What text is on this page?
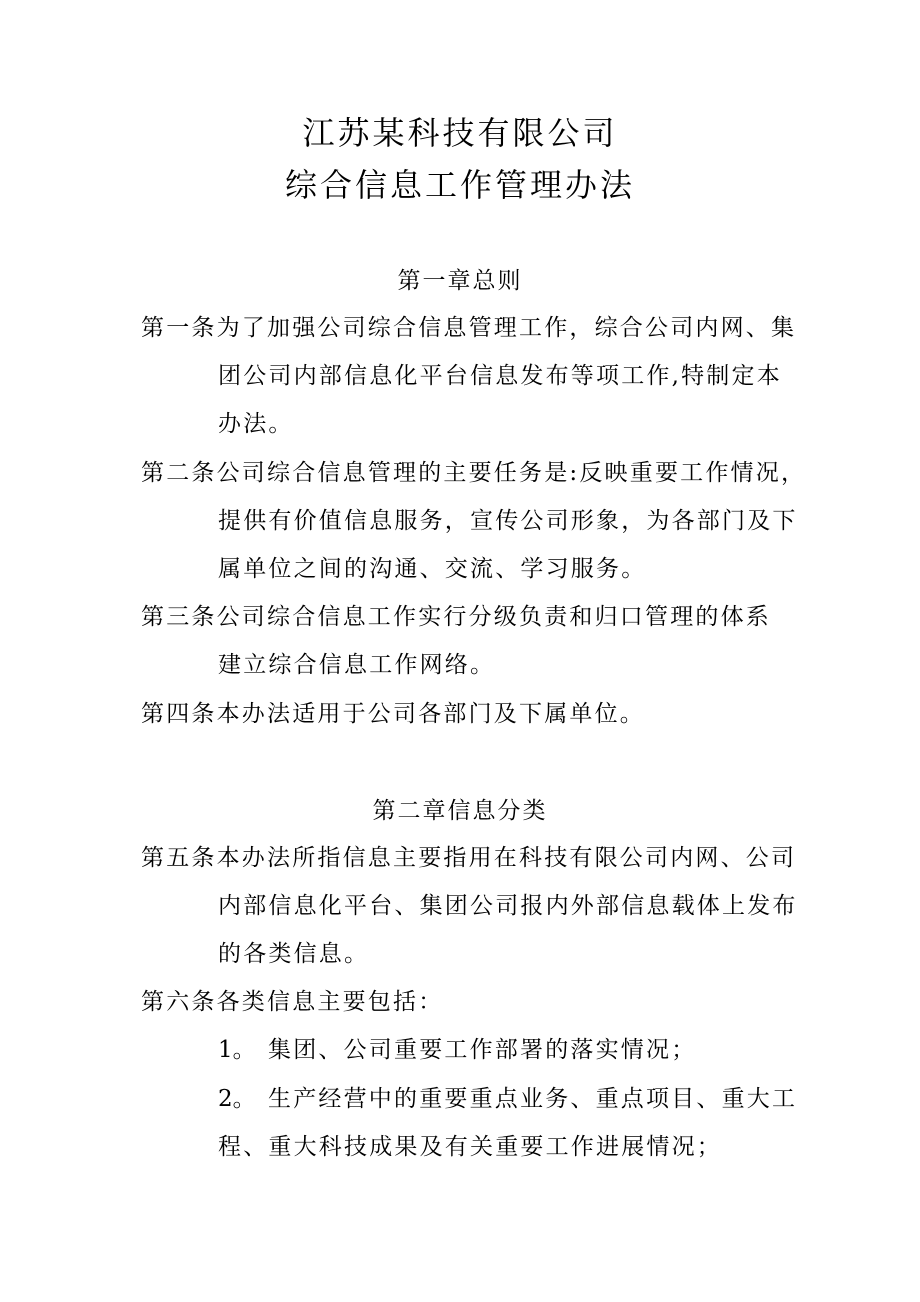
江苏某科技有限公司
综合信息工作管理办法
第一章总则
第一条为了加强公司综合信息管理工作，综合公司内网、集
团公司内部信息化平台信息发布等项工作,特制定本
办法。
第二条公司综合信息管理的主要任务是:反映重要工作情况，
提供有价值信息服务，宣传公司形象，为各部门及下
属单位之间的沟通、交流、学习服务。
第三条公司综合信息工作实行分级负责和归口管理的体系
建立综合信息工作网络。
第四条本办法适用于公司各部门及下属单位。
第二章信息分类
第五条本办法所指信息主要指用在科技有限公司内网、公司
内部信息化平台、集团公司报内外部信息载体上发布
的各类信息。
第六条各类信息主要包括：
1。 集团、公司重要工作部署的落实情况；
2。 生产经营中的重要重点业务、重点项目、重大工
程、重大科技成果及有关重要工作进展情况；
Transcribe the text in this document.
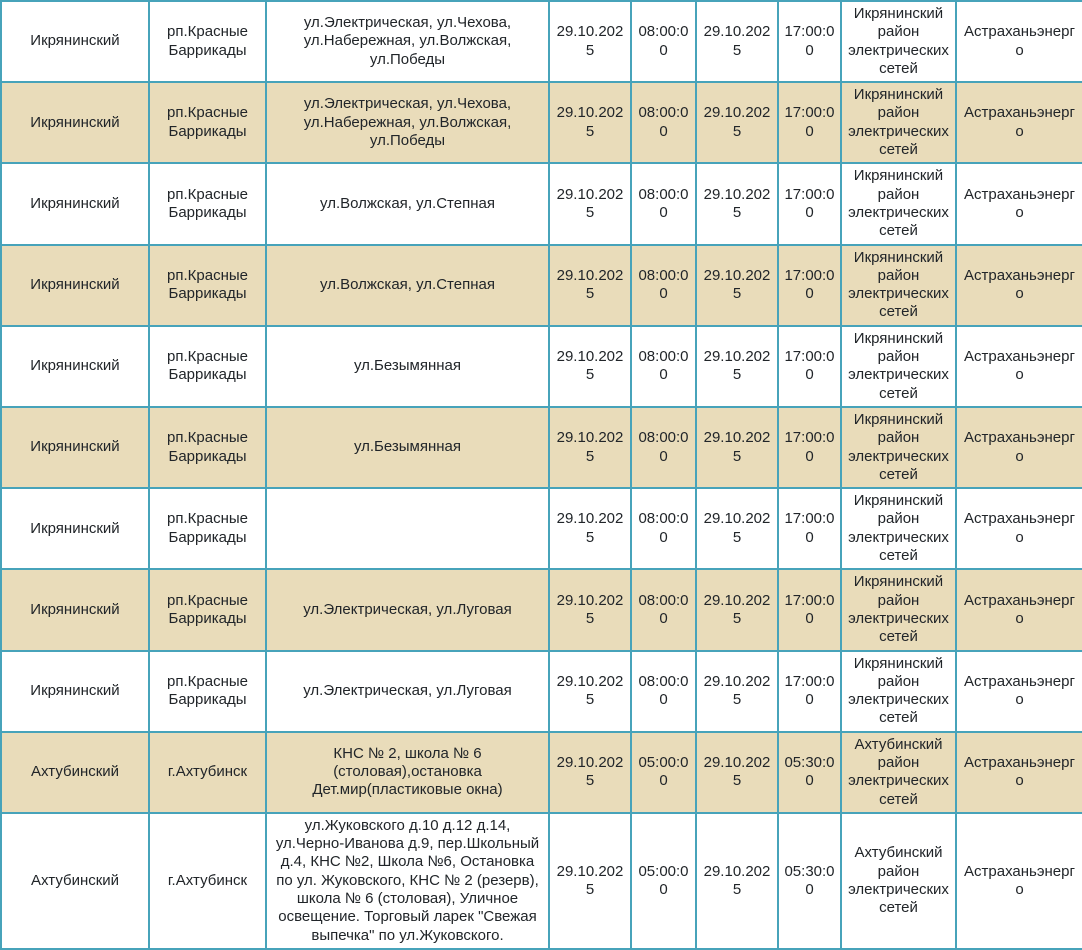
Икрянинский	рп.Красные Баррикады	ул.Электрическая, ул.Чехова, ул.Набережная, ул.Волжская, ул.Победы	29.10.2025	08:00:00	29.10.2025	17:00:00	Икрянинский район электрических сетей	Астраханьэнерго
Икрянинский	рп.Красные Баррикады	ул.Электрическая, ул.Чехова, ул.Набережная, ул.Волжская, ул.Победы	29.10.2025	08:00:00	29.10.2025	17:00:00	Икрянинский район электрических сетей	Астраханьэнерго
Икрянинский	рп.Красные Баррикады	ул.Волжская, ул.Степная	29.10.2025	08:00:00	29.10.2025	17:00:00	Икрянинский район электрических сетей	Астраханьэнерго
Икрянинский	рп.Красные Баррикады	ул.Волжская, ул.Степная	29.10.2025	08:00:00	29.10.2025	17:00:00	Икрянинский район электрических сетей	Астраханьэнерго
Икрянинский	рп.Красные Баррикады	ул.Безымянная	29.10.2025	08:00:00	29.10.2025	17:00:00	Икрянинский район электрических сетей	Астраханьэнерго
Икрянинский	рп.Красные Баррикады	ул.Безымянная	29.10.2025	08:00:00	29.10.2025	17:00:00	Икрянинский район электрических сетей	Астраханьэнерго
Икрянинский	рп.Красные Баррикады		29.10.2025	08:00:00	29.10.2025	17:00:00	Икрянинский район электрических сетей	Астраханьэнерго
Икрянинский	рп.Красные Баррикады	ул.Электрическая, ул.Луговая	29.10.2025	08:00:00	29.10.2025	17:00:00	Икрянинский район электрических сетей	Астраханьэнерго
Икрянинский	рп.Красные Баррикады	ул.Электрическая, ул.Луговая	29.10.2025	08:00:00	29.10.2025	17:00:00	Икрянинский район электрических сетей	Астраханьэнерго
Ахтубинский	г.Ахтубинск	КНС № 2, школа № 6 (столовая),остановка Дет.мир(пластиковые окна)	29.10.2025	05:00:00	29.10.2025	05:30:00	Ахтубинский район электрических сетей	Астраханьэнерго
Ахтубинский	г.Ахтубинск	ул.Жуковского д.10 д.12 д.14, ул.Черно-Иванова д.9, пер.Школьный д.4, КНС №2, Школа №6, Остановка по ул. Жуковского, КНС № 2 (резерв), школа № 6 (столовая), Уличное освещение. Торговый ларек "Свежая выпечка" по ул.Жуковского.	29.10.2025	05:00:00	29.10.2025	05:30:00	Ахтубинский район электрических сетей	Астраханьэнерго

----

Copy out each line exactly, without the pictures.

What text is on this page?
江苏某科技有限公司
综合信息工作管理办法
第一章总则
第一条为了加强公司综合信息管理工作，综合公司内网、集
团公司内部信息化平台信息发布等项工作,特制定本
办法。
第二条公司综合信息管理的主要任务是:反映重要工作情况，
提供有价值信息服务，宣传公司形象，为各部门及下
属单位之间的沟通、交流、学习服务。
第三条公司综合信息工作实行分级负责和归口管理的体系
建立综合信息工作网络。
第四条本办法适用于公司各部门及下属单位。
第二章信息分类
第五条本办法所指信息主要指用在科技有限公司内网、公司
内部信息化平台、集团公司报内外部信息载体上发布
的各类信息。
第六条各类信息主要包括：
1。 集团、公司重要工作部署的落实情况；
2。 生产经营中的重要重点业务、重点项目、重大工
程、重大科技成果及有关重要工作进展情况；
Transcribe the text in this document.
Икрянинский	рп.Красные Баррикады	ул.Электрическая, ул.Чехова, ул.Набережная, ул.Волжская, ул.Победы	29.10.2025	08:00:00	29.10.2025	17:00:00	Икрянинский район электрических сетей	Астраханьэнерго
Икрянинский	рп.Красные Баррикады	ул.Электрическая, ул.Чехова, ул.Набережная, ул.Волжская, ул.Победы	29.10.2025	08:00:00	29.10.2025	17:00:00	Икрянинский район электрических сетей	Астраханьэнерго
Икрянинский	рп.Красные Баррикады	ул.Волжская, ул.Степная	29.10.2025	08:00:00	29.10.2025	17:00:00	Икрянинский район электрических сетей	Астраханьэнерго
Икрянинский	рп.Красные Баррикады	ул.Волжская, ул.Степная	29.10.2025	08:00:00	29.10.2025	17:00:00	Икрянинский район электрических сетей	Астраханьэнерго
Икрянинский	рп.Красные Баррикады	ул.Безымянная	29.10.2025	08:00:00	29.10.2025	17:00:00	Икрянинский район электрических сетей	Астраханьэнерго
Икрянинский	рп.Красные Баррикады	ул.Безымянная	29.10.2025	08:00:00	29.10.2025	17:00:00	Икрянинский район электрических сетей	Астраханьэнерго
Икрянинский	рп.Красные Баррикады		29.10.2025	08:00:00	29.10.2025	17:00:00	Икрянинский район электрических сетей	Астраханьэнерго
Икрянинский	рп.Красные Баррикады	ул.Электрическая, ул.Луговая	29.10.2025	08:00:00	29.10.2025	17:00:00	Икрянинский район электрических сетей	Астраханьэнерго
Икрянинский	рп.Красные Баррикады	ул.Электрическая, ул.Луговая	29.10.2025	08:00:00	29.10.2025	17:00:00	Икрянинский район электрических сетей	Астраханьэнерго
Ахтубинский	г.Ахтубинск	КНС № 2, школа № 6 (столовая),остановка Дет.мир(пластиковые окна)	29.10.2025	05:00:00	29.10.2025	05:30:00	Ахтубинский район электрических сетей	Астраханьэнерго
Ахтубинский	г.Ахтубинск	ул.Жуковского д.10 д.12 д.14, ул.Черно-Иванова д.9, пер.Школьный д.4, КНС №2, Школа №6, Остановка по ул. Жуковского, КНС № 2 (резерв), школа № 6 (столовая), Уличное освещение. Торговый ларек "Свежая выпечка" по ул.Жуковского.	29.10.2025	05:00:00	29.10.2025	05:30:00	Ахтубинский район электрических сетей	Астраханьэнерго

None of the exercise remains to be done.